• [What you are asked to do]: Read the records below. Copy each line where the string "кодекса" occurs.

• [Input records]:
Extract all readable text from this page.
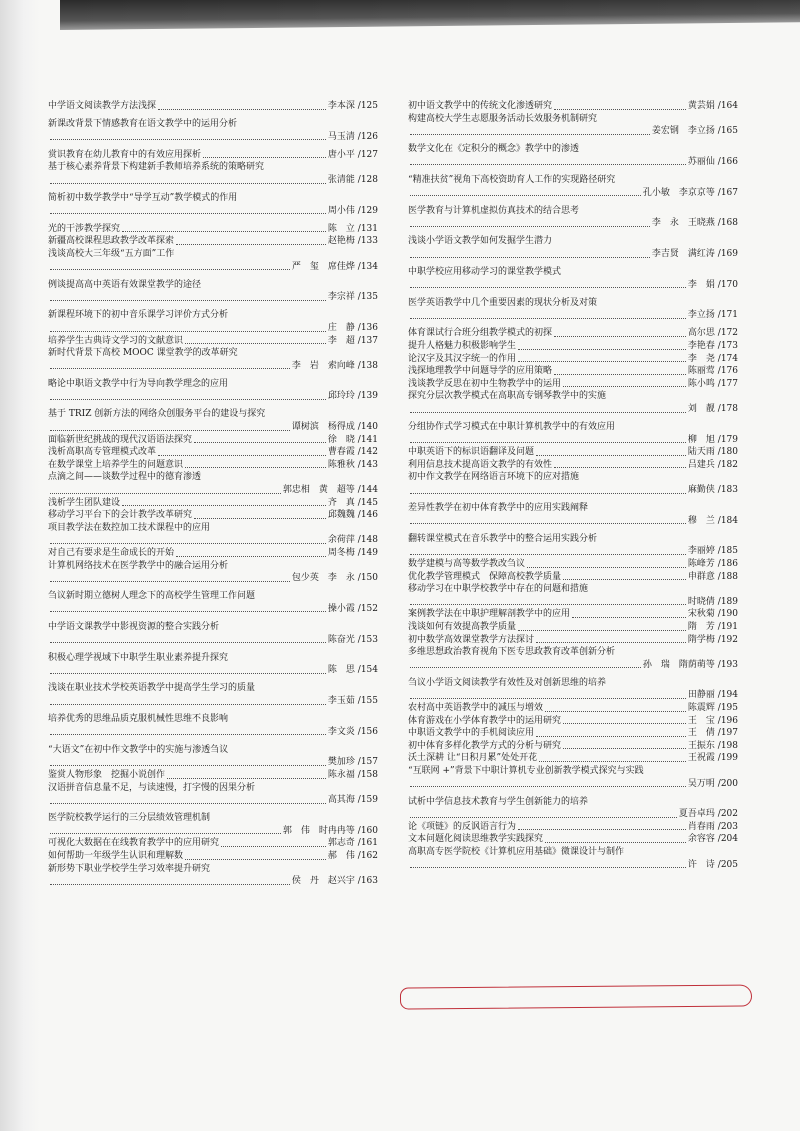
中学语文阅读教学方法浅探	李本深 /125
新课改背景下情感教育在语文教学中的运用分析
马玉清 /126
赏识教育在幼儿教育中的有效应用探析	唐小平 /127
基于核心素养背景下构建新手教师培养系统的策略研究
张清能 /128
简析初中数学教学中“导学互动”教学模式的作用
周小伟 /129
光的干涉教学探究	陈　立 /131
新疆高校课程思政教学改革探索	赵艳梅 /133
浅谈高校大三年级“五方面”工作
严　玺　席佳烨 /134
例谈提高高中英语有效课堂教学的途径
李宗祥 /135
新课程环境下的初中音乐课学习评价方式分析
庄　静 /136
培养学生古典诗文学习的文献意识	李　超 /137
新时代背景下高校 MOOC 课堂教学的改革研究
李　岩　索向峰 /138
略论中职语文教学中行为导向教学理念的应用
邱玲玲 /139
基于 TRIZ 创新方法的网络众创服务平台的建设与探究
谭树滨　杨得成 /140
面临新世纪挑战的现代汉语语法探究	徐　晓 /141
浅析高职高专管理模式改革	曹春霞 /142
在数学课堂上培养学生的问题意识	陈雅秋 /143
点滴之间——谈数学过程中的德育渗透
郭忠相　黄　超等 /144
浅析学生团队建设	齐　真 /145
移动学习平台下的会计教学改革研究	邱魏魏 /146
项目教学法在数控加工技术课程中的应用
余荷萍 /148
对自己有要求是生命成长的开始	周冬梅 /149
计算机网络技术在医学教学中的融合运用分析
包少英　李　永 /150
刍议新时期立德树人理念下的高校学生管理工作问题
操小霞 /152
中学语文课教学中影视资源的整合实践分析
陈奋光 /153
积极心理学视域下中职学生职业素养提升探究
陈　思 /154
浅谈在职业技术学校英语教学中提高学生学习的质量
李玉茹 /155
培养优秀的思维品质克服机械性思维不良影响
李文炎 /156
“大语文”在初中作文教学中的实施与渗透刍议
樊加珍 /157
鉴赏人物形象　挖掘小说创作	陈永福 /158
汉语拼音信息量不足，与读速慢，打字慢的因果分析
高其海 /159
医学院校教学运行的三分层绩效管理机制
郭　伟　时冉冉等 /160
可视化大数据在在线教育教学中的应用研究	郭志奇 /161
如何帮助一年级学生认识和理解数	郝　伟 /162
新形势下职业学校学生学习效率提升研究
侯　丹　赵兴宇 /163
初中语文教学中的传统文化渗透研究	黄芸娟 /164
构建高校大学生志愿服务活动长效服务机制研究
姜宏钢　李立扬 /165
数学文化在《定积分的概念》教学中的渗透
苏丽仙 /166
“精准扶贫”视角下高校资助育人工作的实现路径研究
孔小敏　李京京等 /167
医学教育与计算机虚拟仿真技术的结合思考
李　永　王晓燕 /168
浅谈小学语文教学如何发掘学生潜力
李吉贤　满红涛 /169
中职学校应用移动学习的课堂教学模式
李　娟 /170
医学英语教学中几个重要因素的现状分析及对策
李立扬 /171
体育课试行合班分组教学模式的初探	高尔思 /172
提升人格魅力积极影响学生	李艳春 /173
论汉字及其汉字统一的作用	李　尧 /174
浅探地理教学中问题导学的应用策略	陈丽莺 /176
浅谈教学反思在初中生物教学中的运用	陈小鸣 /177
探究分层次教学模式在高职高专钢琴教学中的实施
刘　靓 /178
分组协作式学习模式在中职计算机教学中的有效应用
柳　旭 /179
中职英语下的标识语翻译及问题	陆天雨 /180
利用信息技术提高语文教学的有效性	吕建兵 /182
初中作文教学在网络语言环境下的应对措施
麻勤侠 /183
差异性教学在初中体育教学中的应用实践阐释
穆　兰 /184
翻转课堂模式在音乐教学中的整合运用实践分析
李丽婷 /185
数学建模与高等数学教改刍议	陈峰芳 /186
优化教学管理模式　保障高校教学质量	申群意 /188
移动学习在中职学校教学中存在的问题和措施
时晓倩 /189
案例教学法在中职护理解剖教学中的应用	宋秋菊 /190
浅谈如何有效提高教学质量	隋　芳 /191
初中数学高效课堂教学方法探讨	隋学梅 /192
多维思想政治教育视角下医专思政教育改革创新分析
孙　瑞　隋荫萌等 /193
刍议小学语文阅读教学有效性及对创新思维的培养
田静丽 /194
农村高中英语教学中的减压与增效	陈震辉 /195
体育游戏在小学体育教学中的运用研究	王　宝 /196
中职语文教学中的手机阅读应用	王　倩 /197
初中体育多样化教学方式的分析与研究	王振东 /198
沃土深耕 让“日积月累”处处开花	王祝霞 /199
“互联网 +”背景下中职计算机专业创新教学模式探究与实践
吴万明 /200
试析中学信息技术教育与学生创新能力的培养
夏吾卓玛 /202
论《项链》的反讽语言行为	肖春雨 /203
文本问题化阅读思维教学实践探究	余容容 /204
高职高专医学院校《计算机应用基础》微课设计与制作
许　诗 /205
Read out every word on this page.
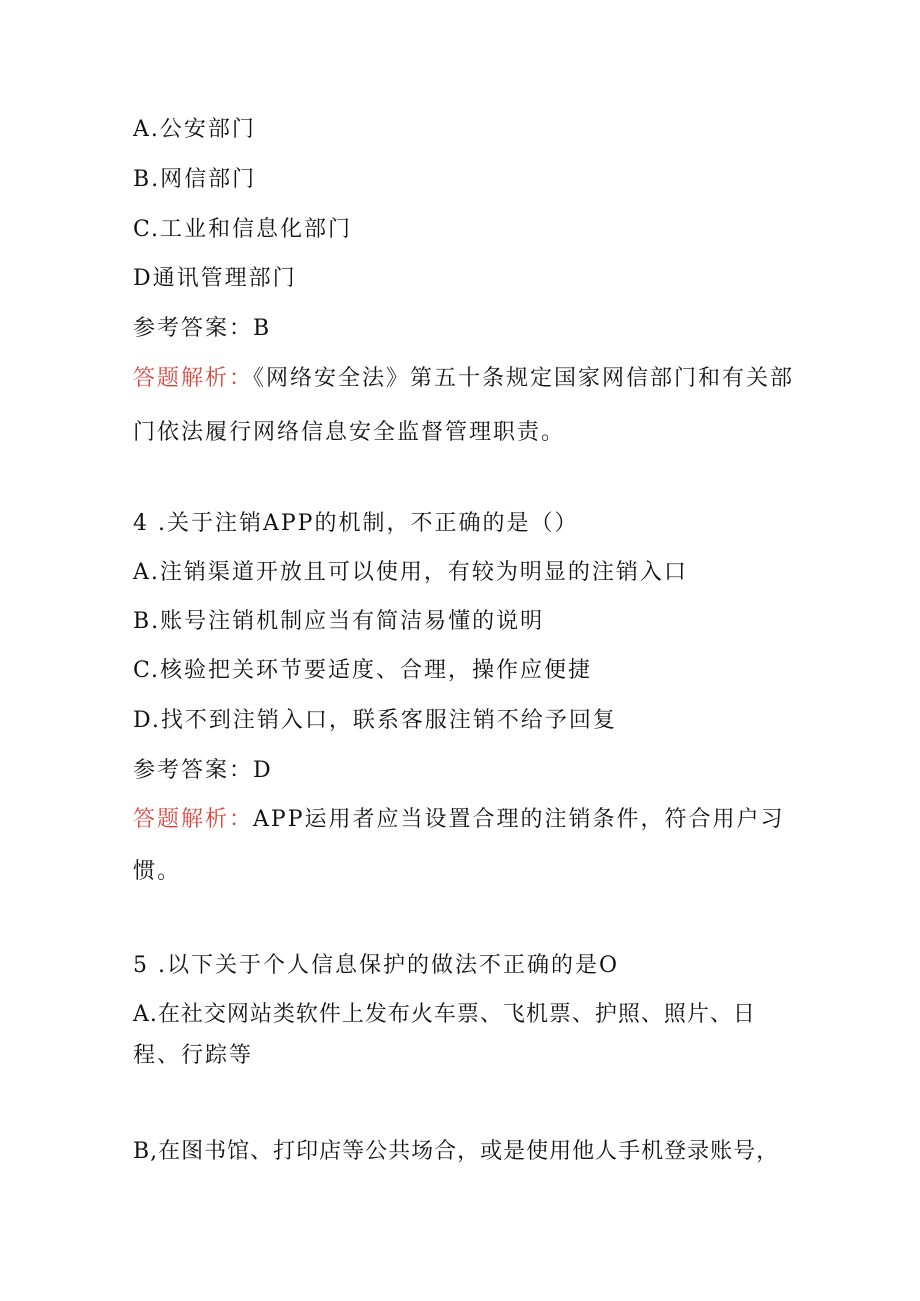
A.公安部门
B.网信部门
C.工业和信息化部门
D通讯管理部门
参考答案：B
答题解析：《网络安全法》第五十条规定国家网信部门和有关部
门依法履行网络信息安全监督管理职责。
4 .关于注销APP的机制，不正确的是（）
A.注销渠道开放且可以使用，有较为明显的注销入口
B.账号注销机制应当有简洁易懂的说明
C.核验把关环节要适度、合理，操作应便捷
D.找不到注销入口，联系客服注销不给予回复
参考答案：D
答题解析：APP运用者应当设置合理的注销条件，符合用户习
惯。
5 .以下关于个人信息保护的做法不正确的是O
A.在社交网站类软件上发布火车票、飞机票、护照、照片、日
程、行踪等
B,在图书馆、打印店等公共场合，或是使用他人手机登录账号，
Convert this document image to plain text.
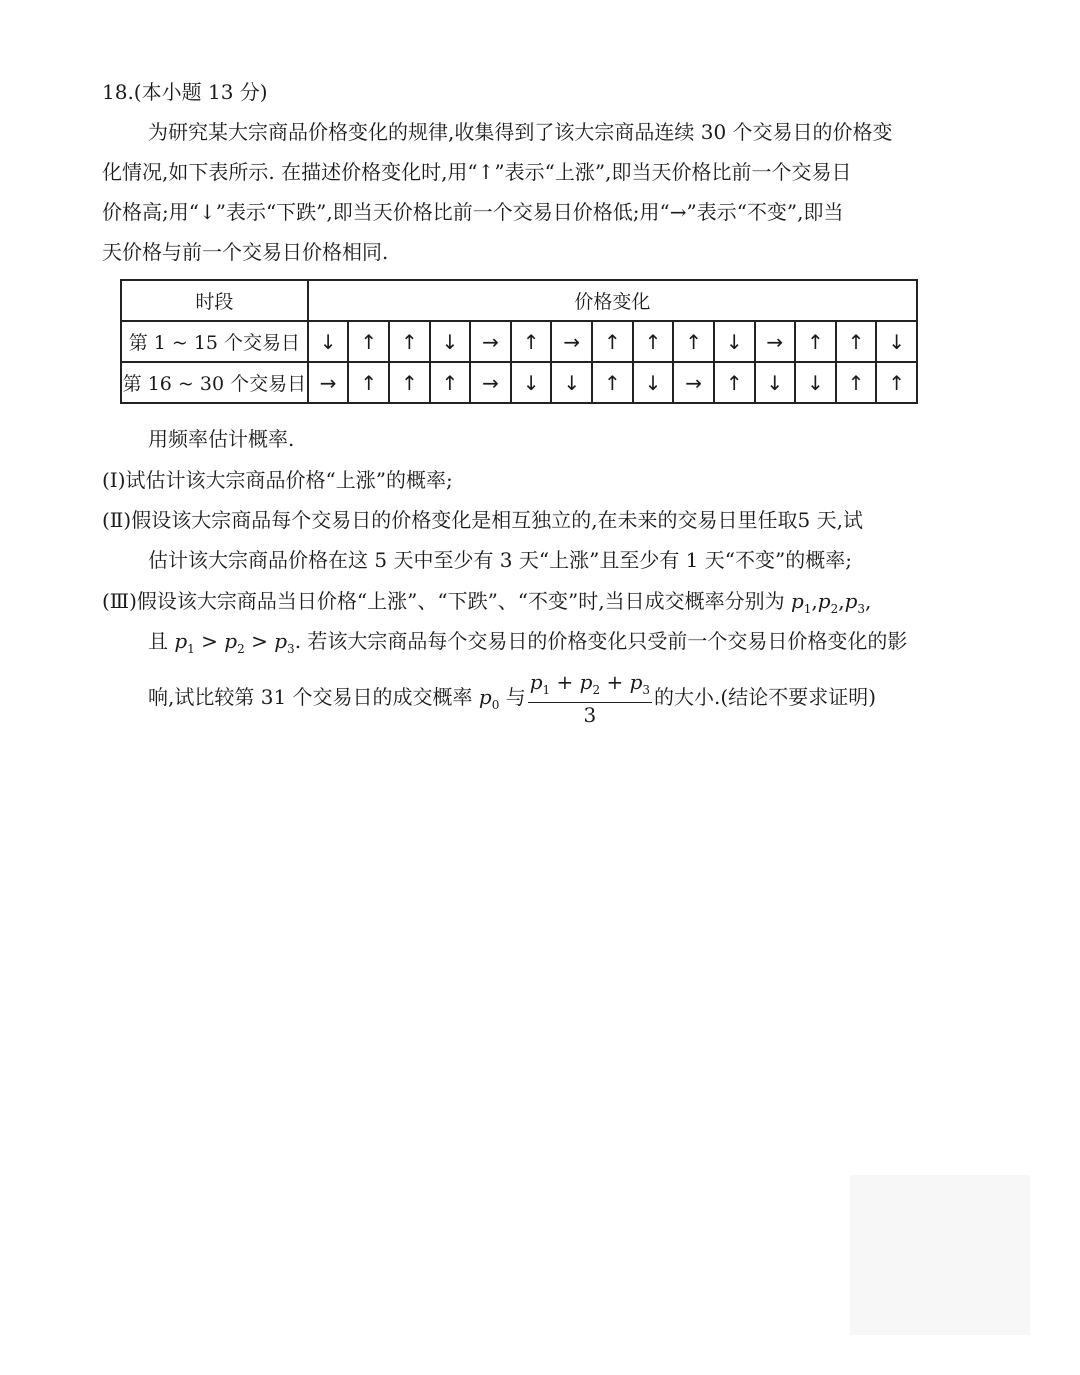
18.(本小题 13 分)
为研究某大宗商品价格变化的规律,收集得到了该大宗商品连续 30 个交易日的价格变
化情况,如下表所示. 在描述价格变化时,用“↑”表示“上涨”,即当天价格比前一个交易日
价格高;用“↓”表示“下跌”,即当天价格比前一个交易日价格低;用“→”表示“不变”,即当
天价格与前一个交易日价格相同.
时段	价格变化														
第 1 ~ 15 个交易日	↓	↑	↑	↓	→	↑	→	↑	↑	↑	↓	→	↑	↑	↓
第 16 ~ 30 个交易日	→	↑	↑	↑	→	↓	↓	↑	↓	→	↑	↓	↓	↑	↑
用频率估计概率.
(Ⅰ)试估计该大宗商品价格“上涨”的概率;
(Ⅱ)假设该大宗商品每个交易日的价格变化是相互独立的,在未来的交易日里任取5 天,试
估计该大宗商品价格在这 5 天中至少有 3 天“上涨”且至少有 1 天“不变”的概率;
(Ⅲ)假设该大宗商品当日价格“上涨”、“下跌”、“不变”时,当日成交概率分别为 $p_1,p_2,p_3$,
且 $p_1 > p_2 > p_3$. 若该大宗商品每个交易日的价格变化只受前一个交易日价格变化的影
响,试比较第 31 个交易日的成交概率 $p_0$ 与 $\frac{p_1 + p_2 + p_3}{3}$ 的大小.(结论不要求证明)
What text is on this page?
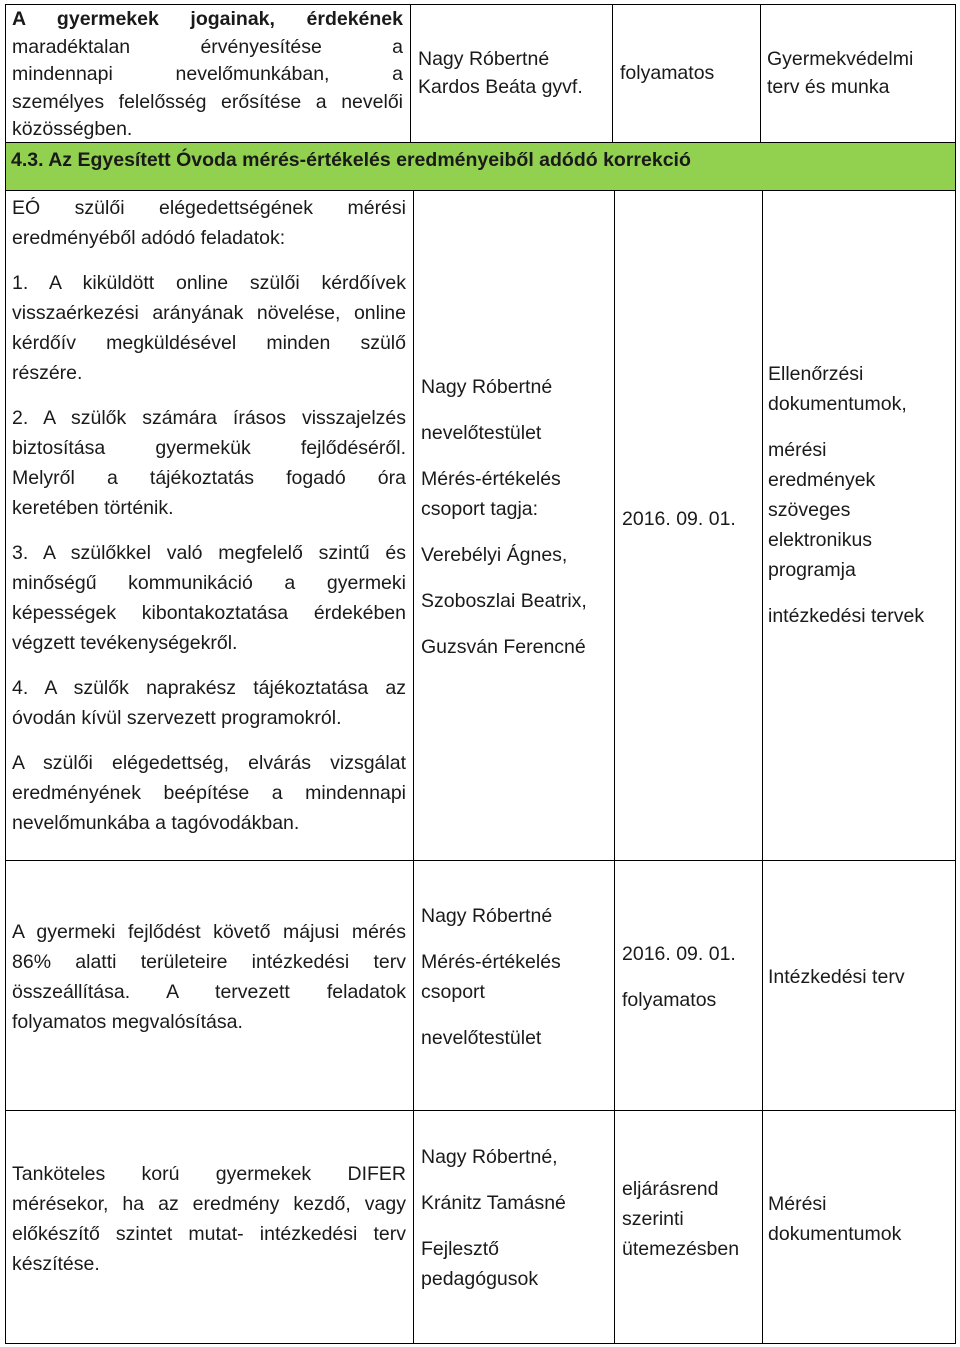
4.3. Az Egyesített Óvoda mérés-értékelés eredményeiből adódó korrekció

A gyermekek jogainak, érdekének

maradéktalan érvényesítése a

mindennapi nevelőmunkában, a

személyes felelősség erősítése a nevelői

közösségben.

Nagy Róbertné

Kardos Beáta gyvf.

folyamatos

Gyermekvédelmi

terv és munka

EÓ szülői elégedettségének mérési

eredményéből adódó feladatok:

1. A kiküldött online szülői kérdőívek

visszaérkezési arányának növelése, online

kérdőív megküldésével minden szülő

részére.

2. A szülők számára írásos visszajelzés

biztosítása gyermekük fejlődéséről.

Melyről a tájékoztatás fogadó óra

keretében történik.

3. A szülőkkel való megfelelő szintű és

minőségű kommunikáció a gyermeki

képességek kibontakoztatása érdekében

végzett tevékenységekről.

4. A szülők naprakész tájékoztatása az

óvodán kívül szervezett programokról.

A szülői elégedettség, elvárás vizsgálat

eredményének beépítése a mindennapi

nevelőmunkába a tagóvodákban.

Nagy Róbertné

nevelőtestület

Mérés-értékelés

csoport tagja:

Verebélyi Ágnes,

Szoboszlai Beatrix,

Guzsván Ferencné

2016. 09. 01.

Ellenőrzési

dokumentumok,

mérési

eredmények

szöveges

elektronikus

programja

intézkedési tervek

A gyermeki fejlődést követő májusi mérés

86% alatti területeire intézkedési terv

összeállítása. A tervezett feladatok

folyamatos megvalósítása.

Nagy Róbertné

Mérés-értékelés

csoport

nevelőtestület

2016. 09. 01.

folyamatos

Intézkedési terv

Tanköteles korú gyermekek DIFER

mérésekor, ha az eredmény kezdő, vagy

előkészítő szintet mutat- intézkedési terv

készítése.

Nagy Róbertné,

Kránitz Tamásné

Fejlesztő

pedagógusok

eljárásrend

szerinti

ütemezésben

Mérési

dokumentumok
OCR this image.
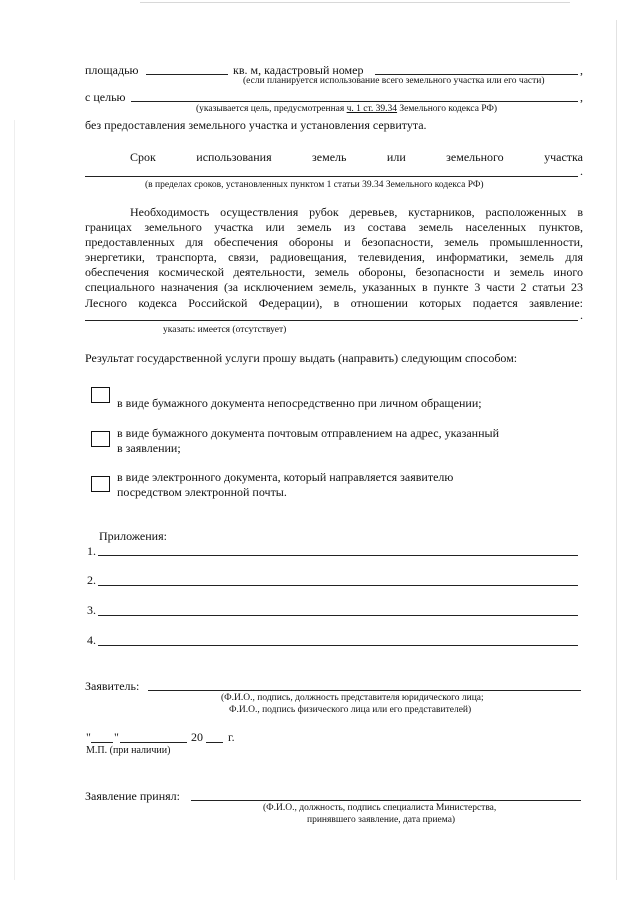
площадью	кв. м, кадастровый номер	,
(если планируется использование всего земельного участка или его части)
с целью	,
(указывается цель, предусмотренная ч. 1 ст. 39.34 Земельного кодекса РФ)
без предоставления земельного участка и установления сервитута.
Срок	использования	земель	или	земельного	участка
.
(в пределах сроков, установленных пунктом 1 статьи 39.34 Земельного кодекса РФ)
Необходимость осуществления рубок деревьев, кустарников, расположенных в
границах земельного участка или земель из состава земель населенных пунктов,
предоставленных для обеспечения обороны и безопасности, земель промышленности,
энергетики, транспорта, связи, радиовещания, телевидения, информатики, земель для
обеспечения космической деятельности, земель обороны, безопасности и земель иного
специального назначения (за исключением земель, указанных в пункте 3 части 2 статьи 23
Лесного кодекса Российской Федерации), в отношении которых подается заявление:
.
указать: имеется (отсутствует)
Результат государственной услуги прошу выдать (направить) следующим способом:
в виде бумажного документа непосредственно при личном обращении;
в виде бумажного документа почтовым отправлением на адрес, указанный
в заявлении;
в виде электронного документа, который направляется заявителю
посредством электронной почты.
Приложения:
1.
2.
3.
4.
Заявитель:
(Ф.И.О., подпись, должность представителя юридического лица;
Ф.И.О., подпись физического лица или его представителей)
" "	20 г.
М.П. (при наличии)
Заявление принял:
(Ф.И.О., должность, подпись специалиста Министерства,
принявшего заявление, дата приема)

• [Answer to the task]:
(указывается цель, предусмотренная ч. 1 ст. 39.34 Земельного кодекса РФ)
(в пределах сроков, установленных пунктом 1 статьи 39.34 Земельного кодекса РФ)
Лесного кодекса Российской Федерации), в отношении которых подается заявление:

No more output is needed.